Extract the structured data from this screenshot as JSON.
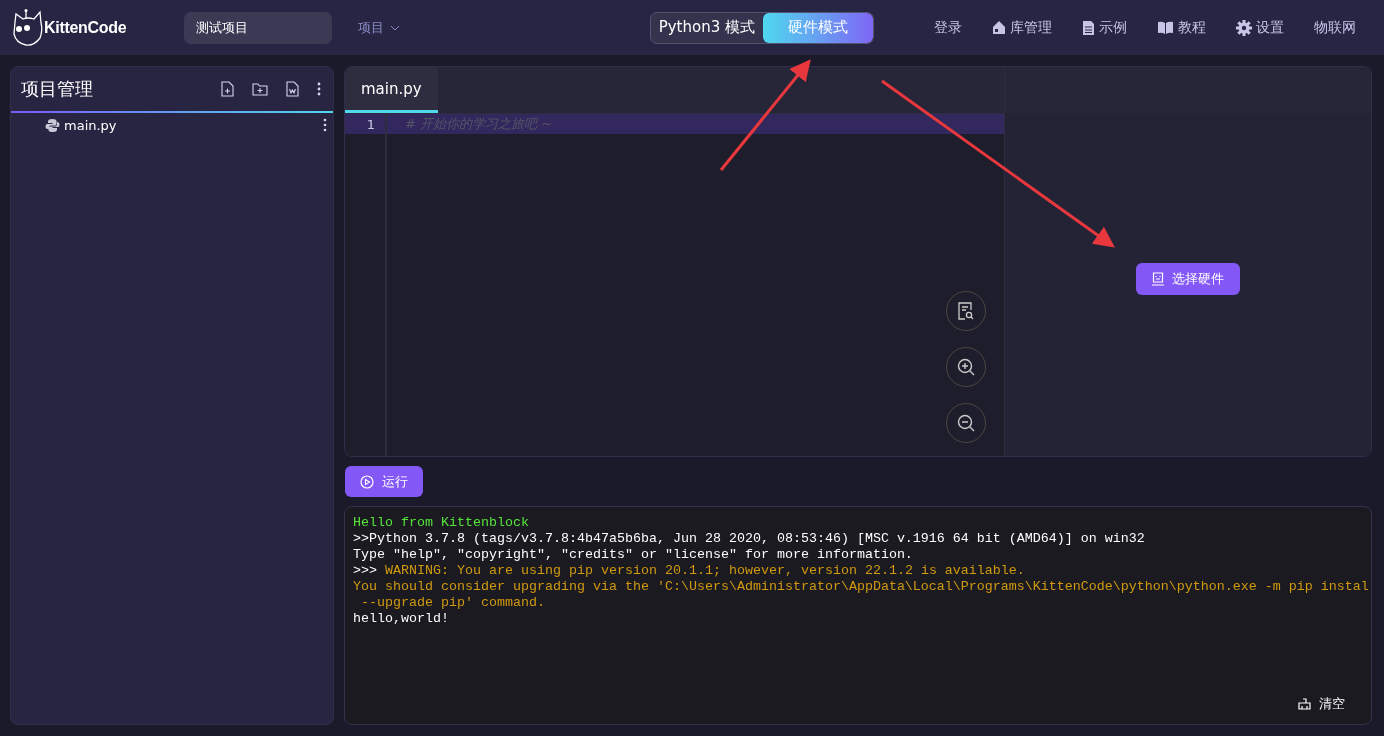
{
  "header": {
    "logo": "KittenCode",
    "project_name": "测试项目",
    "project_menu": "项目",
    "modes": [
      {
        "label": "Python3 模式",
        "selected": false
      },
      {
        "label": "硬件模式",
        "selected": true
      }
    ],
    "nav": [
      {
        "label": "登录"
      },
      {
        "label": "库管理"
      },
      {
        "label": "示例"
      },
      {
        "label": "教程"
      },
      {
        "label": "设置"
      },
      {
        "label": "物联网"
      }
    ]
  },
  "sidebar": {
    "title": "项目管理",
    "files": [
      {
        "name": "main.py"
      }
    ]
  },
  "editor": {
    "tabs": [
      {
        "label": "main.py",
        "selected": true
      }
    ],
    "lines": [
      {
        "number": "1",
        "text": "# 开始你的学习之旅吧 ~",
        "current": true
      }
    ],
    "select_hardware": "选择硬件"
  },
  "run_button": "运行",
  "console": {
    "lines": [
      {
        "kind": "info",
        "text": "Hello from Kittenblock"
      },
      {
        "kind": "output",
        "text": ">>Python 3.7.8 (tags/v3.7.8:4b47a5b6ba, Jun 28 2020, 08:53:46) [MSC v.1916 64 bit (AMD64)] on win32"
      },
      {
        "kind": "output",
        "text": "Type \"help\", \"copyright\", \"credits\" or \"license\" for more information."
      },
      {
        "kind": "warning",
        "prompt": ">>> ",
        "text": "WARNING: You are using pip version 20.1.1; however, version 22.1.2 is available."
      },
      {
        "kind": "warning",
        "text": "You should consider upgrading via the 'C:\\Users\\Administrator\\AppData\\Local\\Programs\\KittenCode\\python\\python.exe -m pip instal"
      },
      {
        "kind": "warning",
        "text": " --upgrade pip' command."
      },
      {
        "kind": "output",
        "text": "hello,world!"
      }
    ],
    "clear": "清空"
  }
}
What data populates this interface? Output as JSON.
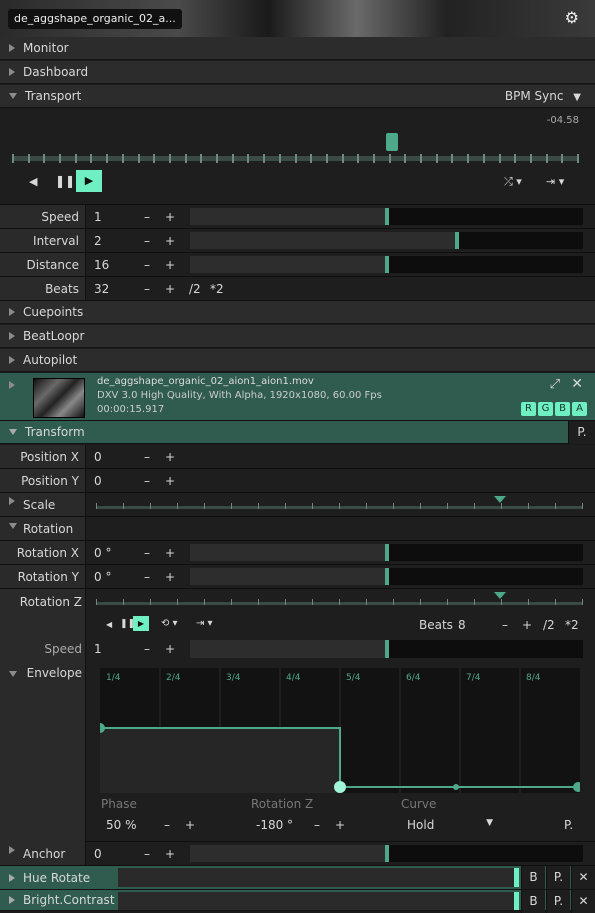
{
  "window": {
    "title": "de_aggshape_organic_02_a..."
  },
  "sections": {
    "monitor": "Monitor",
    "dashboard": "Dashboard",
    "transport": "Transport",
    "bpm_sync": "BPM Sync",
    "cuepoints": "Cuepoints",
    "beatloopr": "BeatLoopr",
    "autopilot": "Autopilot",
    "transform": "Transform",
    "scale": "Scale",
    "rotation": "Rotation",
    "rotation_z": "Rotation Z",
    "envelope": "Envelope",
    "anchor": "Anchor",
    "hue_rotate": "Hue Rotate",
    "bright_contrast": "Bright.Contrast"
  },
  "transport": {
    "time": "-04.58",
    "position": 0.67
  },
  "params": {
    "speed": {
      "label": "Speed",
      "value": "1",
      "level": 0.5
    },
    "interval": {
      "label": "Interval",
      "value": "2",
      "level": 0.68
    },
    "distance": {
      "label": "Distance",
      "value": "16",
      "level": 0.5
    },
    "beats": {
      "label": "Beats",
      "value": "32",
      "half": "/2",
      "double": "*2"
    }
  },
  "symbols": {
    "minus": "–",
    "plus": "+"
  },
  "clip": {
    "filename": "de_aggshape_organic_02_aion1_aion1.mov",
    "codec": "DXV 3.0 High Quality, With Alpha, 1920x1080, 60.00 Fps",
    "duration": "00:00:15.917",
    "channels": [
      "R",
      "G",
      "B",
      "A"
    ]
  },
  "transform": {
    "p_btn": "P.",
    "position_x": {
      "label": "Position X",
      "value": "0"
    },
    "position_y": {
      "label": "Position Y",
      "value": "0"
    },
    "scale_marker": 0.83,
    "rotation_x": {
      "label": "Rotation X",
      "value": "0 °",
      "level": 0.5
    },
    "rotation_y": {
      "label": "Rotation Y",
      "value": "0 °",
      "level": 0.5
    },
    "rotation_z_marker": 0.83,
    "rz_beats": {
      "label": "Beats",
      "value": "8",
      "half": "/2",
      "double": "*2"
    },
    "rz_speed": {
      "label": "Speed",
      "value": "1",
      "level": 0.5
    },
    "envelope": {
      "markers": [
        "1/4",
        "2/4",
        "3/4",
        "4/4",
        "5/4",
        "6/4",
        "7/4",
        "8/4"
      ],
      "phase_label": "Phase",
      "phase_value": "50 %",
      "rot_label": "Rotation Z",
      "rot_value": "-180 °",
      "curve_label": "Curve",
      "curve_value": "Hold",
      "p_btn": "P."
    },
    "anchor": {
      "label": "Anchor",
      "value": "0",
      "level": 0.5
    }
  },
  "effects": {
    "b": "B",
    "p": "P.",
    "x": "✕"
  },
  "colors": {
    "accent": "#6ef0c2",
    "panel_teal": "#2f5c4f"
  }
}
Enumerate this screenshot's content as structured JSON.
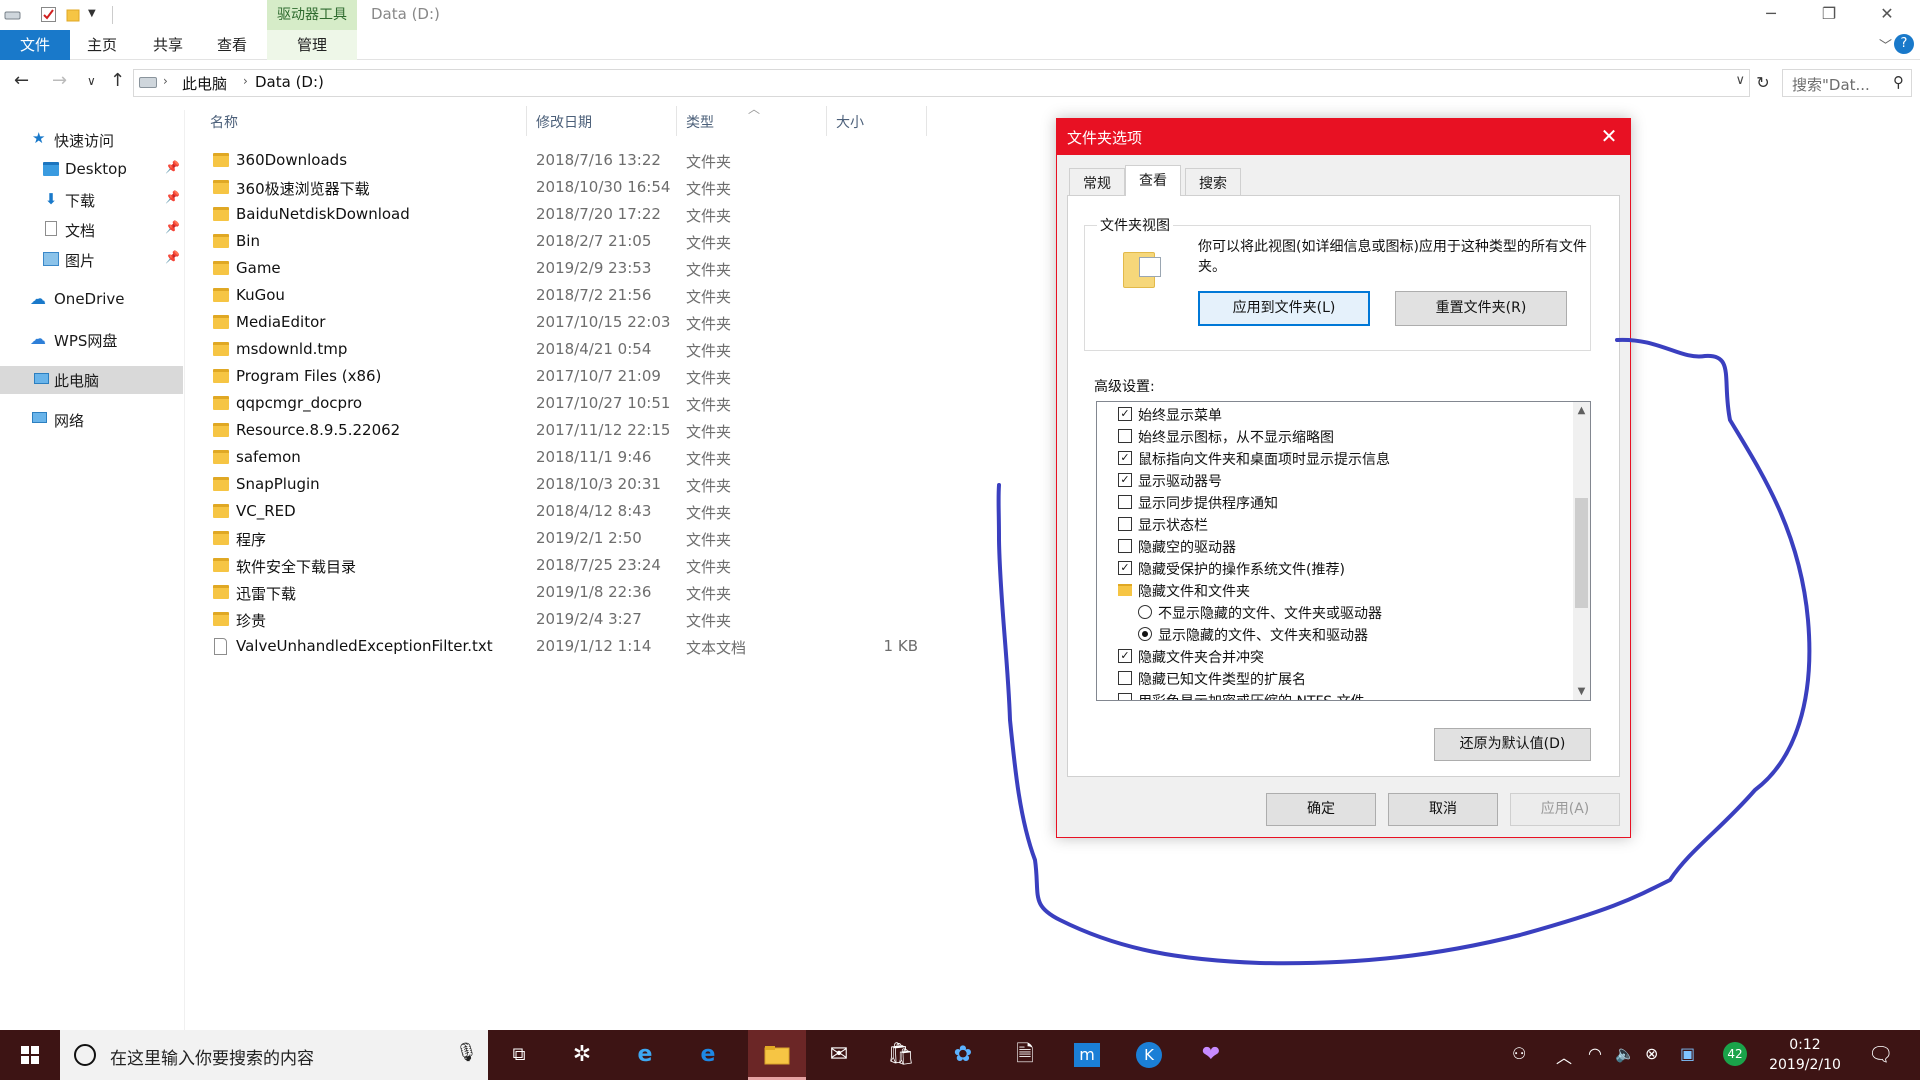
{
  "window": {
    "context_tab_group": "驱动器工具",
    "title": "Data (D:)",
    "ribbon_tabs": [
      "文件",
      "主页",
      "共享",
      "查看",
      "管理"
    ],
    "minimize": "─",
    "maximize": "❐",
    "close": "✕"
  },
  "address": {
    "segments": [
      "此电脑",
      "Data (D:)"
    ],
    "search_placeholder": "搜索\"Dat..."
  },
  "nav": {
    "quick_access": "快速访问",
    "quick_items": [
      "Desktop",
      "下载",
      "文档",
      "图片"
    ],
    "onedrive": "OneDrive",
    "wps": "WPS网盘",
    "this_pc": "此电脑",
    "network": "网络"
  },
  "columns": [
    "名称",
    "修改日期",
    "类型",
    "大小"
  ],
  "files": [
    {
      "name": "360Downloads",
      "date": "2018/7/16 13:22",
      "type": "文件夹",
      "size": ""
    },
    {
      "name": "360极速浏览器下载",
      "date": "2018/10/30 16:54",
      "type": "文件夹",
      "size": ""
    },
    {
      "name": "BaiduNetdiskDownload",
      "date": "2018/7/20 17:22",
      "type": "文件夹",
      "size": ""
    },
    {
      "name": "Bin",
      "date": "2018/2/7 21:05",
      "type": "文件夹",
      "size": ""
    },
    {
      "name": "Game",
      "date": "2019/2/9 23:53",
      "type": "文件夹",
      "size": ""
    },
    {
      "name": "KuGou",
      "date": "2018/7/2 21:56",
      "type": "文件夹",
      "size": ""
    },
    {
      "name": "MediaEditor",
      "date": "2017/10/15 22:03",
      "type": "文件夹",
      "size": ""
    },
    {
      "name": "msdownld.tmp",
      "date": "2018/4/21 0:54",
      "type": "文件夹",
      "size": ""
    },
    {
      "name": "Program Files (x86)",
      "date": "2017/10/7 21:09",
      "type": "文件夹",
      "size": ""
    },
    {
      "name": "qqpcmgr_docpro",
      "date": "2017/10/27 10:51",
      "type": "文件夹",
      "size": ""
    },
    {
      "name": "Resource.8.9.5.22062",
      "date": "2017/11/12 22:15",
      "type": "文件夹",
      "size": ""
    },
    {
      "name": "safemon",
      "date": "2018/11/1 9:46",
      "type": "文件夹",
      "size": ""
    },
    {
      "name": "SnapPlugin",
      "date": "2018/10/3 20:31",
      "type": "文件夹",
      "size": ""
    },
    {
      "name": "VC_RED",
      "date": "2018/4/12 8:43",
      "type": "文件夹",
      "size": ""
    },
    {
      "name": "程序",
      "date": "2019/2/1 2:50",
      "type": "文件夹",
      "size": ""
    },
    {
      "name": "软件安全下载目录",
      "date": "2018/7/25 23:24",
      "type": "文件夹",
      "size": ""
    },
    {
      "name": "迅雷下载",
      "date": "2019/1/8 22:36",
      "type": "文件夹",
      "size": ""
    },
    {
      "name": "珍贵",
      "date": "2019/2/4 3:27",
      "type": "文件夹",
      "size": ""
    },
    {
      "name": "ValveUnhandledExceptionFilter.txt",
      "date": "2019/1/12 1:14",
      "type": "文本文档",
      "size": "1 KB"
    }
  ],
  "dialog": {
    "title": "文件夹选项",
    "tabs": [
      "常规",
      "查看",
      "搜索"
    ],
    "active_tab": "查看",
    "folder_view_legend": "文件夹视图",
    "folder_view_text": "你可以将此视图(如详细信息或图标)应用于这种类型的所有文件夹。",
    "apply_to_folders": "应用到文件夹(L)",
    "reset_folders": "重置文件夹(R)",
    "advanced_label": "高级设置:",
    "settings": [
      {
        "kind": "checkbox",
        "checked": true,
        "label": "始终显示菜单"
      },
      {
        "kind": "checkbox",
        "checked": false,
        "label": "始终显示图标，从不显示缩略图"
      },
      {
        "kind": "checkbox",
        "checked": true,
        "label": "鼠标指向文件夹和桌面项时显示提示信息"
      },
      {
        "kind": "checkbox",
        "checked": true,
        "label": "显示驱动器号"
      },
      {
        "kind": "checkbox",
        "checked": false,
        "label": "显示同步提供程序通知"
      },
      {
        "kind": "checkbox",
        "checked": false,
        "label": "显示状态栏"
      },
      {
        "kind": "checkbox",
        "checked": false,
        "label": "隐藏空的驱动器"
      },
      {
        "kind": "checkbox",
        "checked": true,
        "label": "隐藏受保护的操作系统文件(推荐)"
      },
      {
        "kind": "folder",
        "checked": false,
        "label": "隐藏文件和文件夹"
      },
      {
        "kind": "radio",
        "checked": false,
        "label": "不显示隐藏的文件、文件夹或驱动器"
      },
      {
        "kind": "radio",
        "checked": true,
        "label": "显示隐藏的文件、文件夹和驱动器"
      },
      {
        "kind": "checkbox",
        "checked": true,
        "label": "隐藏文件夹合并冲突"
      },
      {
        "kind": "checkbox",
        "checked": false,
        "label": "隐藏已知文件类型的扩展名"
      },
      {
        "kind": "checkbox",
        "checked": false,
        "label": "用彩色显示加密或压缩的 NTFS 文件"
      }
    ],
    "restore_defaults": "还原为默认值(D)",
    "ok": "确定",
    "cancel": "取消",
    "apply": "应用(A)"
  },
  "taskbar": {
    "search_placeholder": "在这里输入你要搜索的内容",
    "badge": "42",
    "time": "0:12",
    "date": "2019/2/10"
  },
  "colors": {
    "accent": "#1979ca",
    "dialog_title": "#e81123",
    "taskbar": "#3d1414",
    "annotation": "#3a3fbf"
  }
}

******

WHAT NEEDS TO BE DONE:
Pick out the lines that include the word "from" and write them out.

FINAL ANSWER:
Extract the structured data from this screenshot as JSON.
        "text": "Hello from Kittenblock"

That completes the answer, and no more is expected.